- **Exercise**: Write out all entries word for word.
_ _ _ _
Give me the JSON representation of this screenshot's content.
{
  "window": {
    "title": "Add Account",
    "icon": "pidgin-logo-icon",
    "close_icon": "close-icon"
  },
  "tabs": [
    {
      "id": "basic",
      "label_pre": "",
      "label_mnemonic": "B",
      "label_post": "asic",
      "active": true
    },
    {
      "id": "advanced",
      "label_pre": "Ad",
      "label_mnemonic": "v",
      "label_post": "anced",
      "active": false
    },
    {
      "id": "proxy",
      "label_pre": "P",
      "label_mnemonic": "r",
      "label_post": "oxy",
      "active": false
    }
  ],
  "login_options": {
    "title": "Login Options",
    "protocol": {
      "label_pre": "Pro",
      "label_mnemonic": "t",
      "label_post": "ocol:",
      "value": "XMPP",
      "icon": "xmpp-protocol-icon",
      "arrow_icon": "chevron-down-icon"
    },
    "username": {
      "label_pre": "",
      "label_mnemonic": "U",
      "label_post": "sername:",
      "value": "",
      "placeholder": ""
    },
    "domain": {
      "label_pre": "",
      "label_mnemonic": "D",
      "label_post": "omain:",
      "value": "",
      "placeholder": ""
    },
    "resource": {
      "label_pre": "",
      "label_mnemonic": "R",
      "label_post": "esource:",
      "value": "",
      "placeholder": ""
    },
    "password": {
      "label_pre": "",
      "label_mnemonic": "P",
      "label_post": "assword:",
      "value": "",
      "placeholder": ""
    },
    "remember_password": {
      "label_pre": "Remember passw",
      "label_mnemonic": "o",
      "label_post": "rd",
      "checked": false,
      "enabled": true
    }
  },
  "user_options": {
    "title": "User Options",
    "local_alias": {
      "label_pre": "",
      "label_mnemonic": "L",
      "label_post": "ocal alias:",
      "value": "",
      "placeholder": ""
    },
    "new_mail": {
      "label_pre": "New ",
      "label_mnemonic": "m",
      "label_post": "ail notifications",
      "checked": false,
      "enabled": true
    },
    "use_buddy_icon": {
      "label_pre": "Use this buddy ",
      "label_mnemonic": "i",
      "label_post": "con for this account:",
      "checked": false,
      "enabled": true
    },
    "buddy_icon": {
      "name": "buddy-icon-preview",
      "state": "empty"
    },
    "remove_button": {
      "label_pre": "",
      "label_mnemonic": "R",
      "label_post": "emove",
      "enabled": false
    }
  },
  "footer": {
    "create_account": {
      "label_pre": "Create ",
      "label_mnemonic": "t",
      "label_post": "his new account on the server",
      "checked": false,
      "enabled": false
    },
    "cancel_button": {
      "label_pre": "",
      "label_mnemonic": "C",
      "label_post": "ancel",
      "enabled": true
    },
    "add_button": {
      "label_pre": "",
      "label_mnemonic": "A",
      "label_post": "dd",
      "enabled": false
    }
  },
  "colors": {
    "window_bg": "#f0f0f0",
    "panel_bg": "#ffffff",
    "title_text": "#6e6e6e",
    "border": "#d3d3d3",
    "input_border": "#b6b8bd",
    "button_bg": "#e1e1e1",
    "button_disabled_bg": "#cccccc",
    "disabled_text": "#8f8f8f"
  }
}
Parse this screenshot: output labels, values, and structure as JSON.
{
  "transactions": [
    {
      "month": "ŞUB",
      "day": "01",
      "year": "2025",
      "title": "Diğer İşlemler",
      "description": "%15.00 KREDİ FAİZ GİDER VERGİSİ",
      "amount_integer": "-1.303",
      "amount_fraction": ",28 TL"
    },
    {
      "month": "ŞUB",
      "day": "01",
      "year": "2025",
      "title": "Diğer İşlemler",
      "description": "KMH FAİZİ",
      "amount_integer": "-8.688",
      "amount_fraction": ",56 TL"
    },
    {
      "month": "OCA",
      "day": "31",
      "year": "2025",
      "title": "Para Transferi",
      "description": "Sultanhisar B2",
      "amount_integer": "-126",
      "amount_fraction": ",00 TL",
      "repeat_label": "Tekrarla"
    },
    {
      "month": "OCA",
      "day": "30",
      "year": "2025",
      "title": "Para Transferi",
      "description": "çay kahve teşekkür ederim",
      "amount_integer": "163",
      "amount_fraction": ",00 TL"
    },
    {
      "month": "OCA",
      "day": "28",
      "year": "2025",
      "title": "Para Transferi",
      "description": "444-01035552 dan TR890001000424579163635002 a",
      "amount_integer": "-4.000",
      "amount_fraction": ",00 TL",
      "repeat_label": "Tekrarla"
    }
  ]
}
_ _ _ _
- **Solution**:
Give me the JSON representation of this screenshot's content.
{
  "window": {
    "title": "Add Account",
    "icon": "pidgin-logo-icon",
    "close_icon": "close-icon"
  },
  "tabs": [
    {
      "id": "basic",
      "label_pre": "",
      "label_mnemonic": "B",
      "label_post": "asic",
      "active": true
    },
    {
      "id": "advanced",
      "label_pre": "Ad",
      "label_mnemonic": "v",
      "label_post": "anced",
      "active": false
    },
    {
      "id": "proxy",
      "label_pre": "P",
      "label_mnemonic": "r",
      "label_post": "oxy",
      "active": false
    }
  ],
  "login_options": {
    "title": "Login Options",
    "protocol": {
      "label_pre": "Pro",
      "label_mnemonic": "t",
      "label_post": "ocol:",
      "value": "XMPP",
      "icon": "xmpp-protocol-icon",
      "arrow_icon": "chevron-down-icon"
    },
    "username": {
      "label_pre": "",
      "label_mnemonic": "U",
      "label_post": "sername:",
      "value": "",
      "placeholder": ""
    },
    "domain": {
      "label_pre": "",
      "label_mnemonic": "D",
      "label_post": "omain:",
      "value": "",
      "placeholder": ""
    },
    "resource": {
      "label_pre": "",
      "label_mnemonic": "R",
      "label_post": "esource:",
      "value": "",
      "placeholder": ""
    },
    "password": {
      "label_pre": "",
      "label_mnemonic": "P",
      "label_post": "assword:",
      "value": "",
      "placeholder": ""
    },
    "remember_password": {
      "label_pre": "Remember passw",
      "label_mnemonic": "o",
      "label_post": "rd",
      "checked": false,
      "enabled": true
    }
  },
  "user_options": {
    "title": "User Options",
    "local_alias": {
      "label_pre": "",
      "label_mnemonic": "L",
      "label_post": "ocal alias:",
      "value": "",
      "placeholder": ""
    },
    "new_mail": {
      "label_pre": "New ",
      "label_mnemonic": "m",
      "label_post": "ail notifications",
      "checked": false,
      "enabled": true
    },
    "use_buddy_icon": {
      "label_pre": "Use this buddy ",
      "label_mnemonic": "i",
      "label_post": "con for this account:",
      "checked": false,
      "enabled": true
    },
    "buddy_icon": {
      "name": "buddy-icon-preview",
      "state": "empty"
    },
    "remove_button": {
      "label_pre": "",
      "label_mnemonic": "R",
      "label_post": "emove",
      "enabled": false
    }
  },
  "footer": {
    "create_account": {
      "label_pre": "Create ",
      "label_mnemonic": "t",
      "label_post": "his new account on the server",
      "checked": false,
      "enabled": false
    },
    "cancel_button": {
      "label_pre": "",
      "label_mnemonic": "C",
      "label_post": "ancel",
      "enabled": true
    },
    "add_button": {
      "label_pre": "",
      "label_mnemonic": "A",
      "label_post": "dd",
      "enabled": false
    }
  },
  "colors": {
    "window_bg": "#f0f0f0",
    "panel_bg": "#ffffff",
    "title_text": "#6e6e6e",
    "border": "#d3d3d3",
    "input_border": "#b6b8bd",
    "button_bg": "#e1e1e1",
    "button_disabled_bg": "#cccccc",
    "disabled_text": "#8f8f8f"
  }
}
Parse this screenshot: output labels, values, and structure as JSON.
{
  "transactions": [
    {
      "month": "ŞUB",
      "day": "01",
      "year": "2025",
      "title": "Diğer İşlemler",
      "description": "%15.00 KREDİ FAİZ GİDER VERGİSİ",
      "amount_integer": "-1.303",
      "amount_fraction": ",28 TL"
    },
    {
      "month": "ŞUB",
      "day": "01",
      "year": "2025",
      "title": "Diğer İşlemler",
      "description": "KMH FAİZİ",
      "amount_integer": "-8.688",
      "amount_fraction": ",56 TL"
    },
    {
      "month": "OCA",
      "day": "31",
      "year": "2025",
      "title": "Para Transferi",
      "description": "Sultanhisar B2",
      "amount_integer": "-126",
      "amount_fraction": ",00 TL",
      "repeat_label": "Tekrarla"
    },
    {
      "month": "OCA",
      "day": "30",
      "year": "2025",
      "title": "Para Transferi",
      "description": "çay kahve teşekkür ederim",
      "amount_integer": "163",
      "amount_fraction": ",00 TL"
    },
    {
      "month": "OCA",
      "day": "28",
      "year": "2025",
      "title": "Para Transferi",
      "description": "444-01035552 dan TR890001000424579163635002 a",
      "amount_integer": "-4.000",
      "amount_fraction": ",00 TL",
      "repeat_label": "Tekrarla"
    }
  ]
}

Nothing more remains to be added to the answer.